Stated exercise
Reproduce all entries word for word.

(Collected data)
------------------------------------------------------------------------
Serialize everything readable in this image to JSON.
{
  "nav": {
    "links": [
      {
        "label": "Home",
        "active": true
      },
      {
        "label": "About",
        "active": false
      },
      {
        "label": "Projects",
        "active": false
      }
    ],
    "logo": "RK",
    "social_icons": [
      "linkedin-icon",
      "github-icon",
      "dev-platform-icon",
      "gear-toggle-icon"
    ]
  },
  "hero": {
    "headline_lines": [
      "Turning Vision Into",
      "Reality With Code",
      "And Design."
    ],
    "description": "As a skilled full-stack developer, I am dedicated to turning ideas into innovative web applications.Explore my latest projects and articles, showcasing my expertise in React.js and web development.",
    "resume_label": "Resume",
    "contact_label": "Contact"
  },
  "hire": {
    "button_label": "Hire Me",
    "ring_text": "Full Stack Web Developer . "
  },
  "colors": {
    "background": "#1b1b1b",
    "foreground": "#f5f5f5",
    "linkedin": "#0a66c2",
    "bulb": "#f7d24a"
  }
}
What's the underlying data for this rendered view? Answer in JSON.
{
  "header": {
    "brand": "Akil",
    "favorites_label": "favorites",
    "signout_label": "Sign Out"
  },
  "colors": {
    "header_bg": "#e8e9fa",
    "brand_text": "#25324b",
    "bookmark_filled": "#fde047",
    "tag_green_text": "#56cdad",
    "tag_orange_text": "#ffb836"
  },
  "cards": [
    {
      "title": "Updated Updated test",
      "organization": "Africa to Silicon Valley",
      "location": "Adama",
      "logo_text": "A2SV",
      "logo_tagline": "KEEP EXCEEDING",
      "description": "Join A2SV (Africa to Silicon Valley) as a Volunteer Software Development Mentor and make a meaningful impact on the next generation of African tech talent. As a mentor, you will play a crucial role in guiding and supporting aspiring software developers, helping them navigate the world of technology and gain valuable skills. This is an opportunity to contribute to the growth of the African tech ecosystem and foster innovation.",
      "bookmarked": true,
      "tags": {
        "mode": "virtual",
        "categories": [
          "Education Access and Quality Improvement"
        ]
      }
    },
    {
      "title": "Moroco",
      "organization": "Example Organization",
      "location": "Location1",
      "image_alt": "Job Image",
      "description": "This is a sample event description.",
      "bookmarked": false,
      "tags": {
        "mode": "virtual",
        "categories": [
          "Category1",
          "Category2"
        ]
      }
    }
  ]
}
------------------------------------------------------------------------
Written reply
Serialize everything readable in this image to JSON.
{
  "nav": {
    "links": [
      {
        "label": "Home",
        "active": true
      },
      {
        "label": "About",
        "active": false
      },
      {
        "label": "Projects",
        "active": false
      }
    ],
    "logo": "RK",
    "social_icons": [
      "linkedin-icon",
      "github-icon",
      "dev-platform-icon",
      "gear-toggle-icon"
    ]
  },
  "hero": {
    "headline_lines": [
      "Turning Vision Into",
      "Reality With Code",
      "And Design."
    ],
    "description": "As a skilled full-stack developer, I am dedicated to turning ideas into innovative web applications.Explore my latest projects and articles, showcasing my expertise in React.js and web development.",
    "resume_label": "Resume",
    "contact_label": "Contact"
  },
  "hire": {
    "button_label": "Hire Me",
    "ring_text": "Full Stack Web Developer . "
  },
  "colors": {
    "background": "#1b1b1b",
    "foreground": "#f5f5f5",
    "linkedin": "#0a66c2",
    "bulb": "#f7d24a"
  }
}
What's the underlying data for this rendered view? Answer in JSON.
{
  "header": {
    "brand": "Akil",
    "favorites_label": "favorites",
    "signout_label": "Sign Out"
  },
  "colors": {
    "header_bg": "#e8e9fa",
    "brand_text": "#25324b",
    "bookmark_filled": "#fde047",
    "tag_green_text": "#56cdad",
    "tag_orange_text": "#ffb836"
  },
  "cards": [
    {
      "title": "Updated Updated test",
      "organization": "Africa to Silicon Valley",
      "location": "Adama",
      "logo_text": "A2SV",
      "logo_tagline": "KEEP EXCEEDING",
      "description": "Join A2SV (Africa to Silicon Valley) as a Volunteer Software Development Mentor and make a meaningful impact on the next generation of African tech talent. As a mentor, you will play a crucial role in guiding and supporting aspiring software developers, helping them navigate the world of technology and gain valuable skills. This is an opportunity to contribute to the growth of the African tech ecosystem and foster innovation.",
      "bookmarked": true,
      "tags": {
        "mode": "virtual",
        "categories": [
          "Education Access and Quality Improvement"
        ]
      }
    },
    {
      "title": "Moroco",
      "organization": "Example Organization",
      "location": "Location1",
      "image_alt": "Job Image",
      "description": "This is a sample event description.",
      "bookmarked": false,
      "tags": {
        "mode": "virtual",
        "categories": [
          "Category1",
          "Category2"
        ]
      }
    }
  ]
}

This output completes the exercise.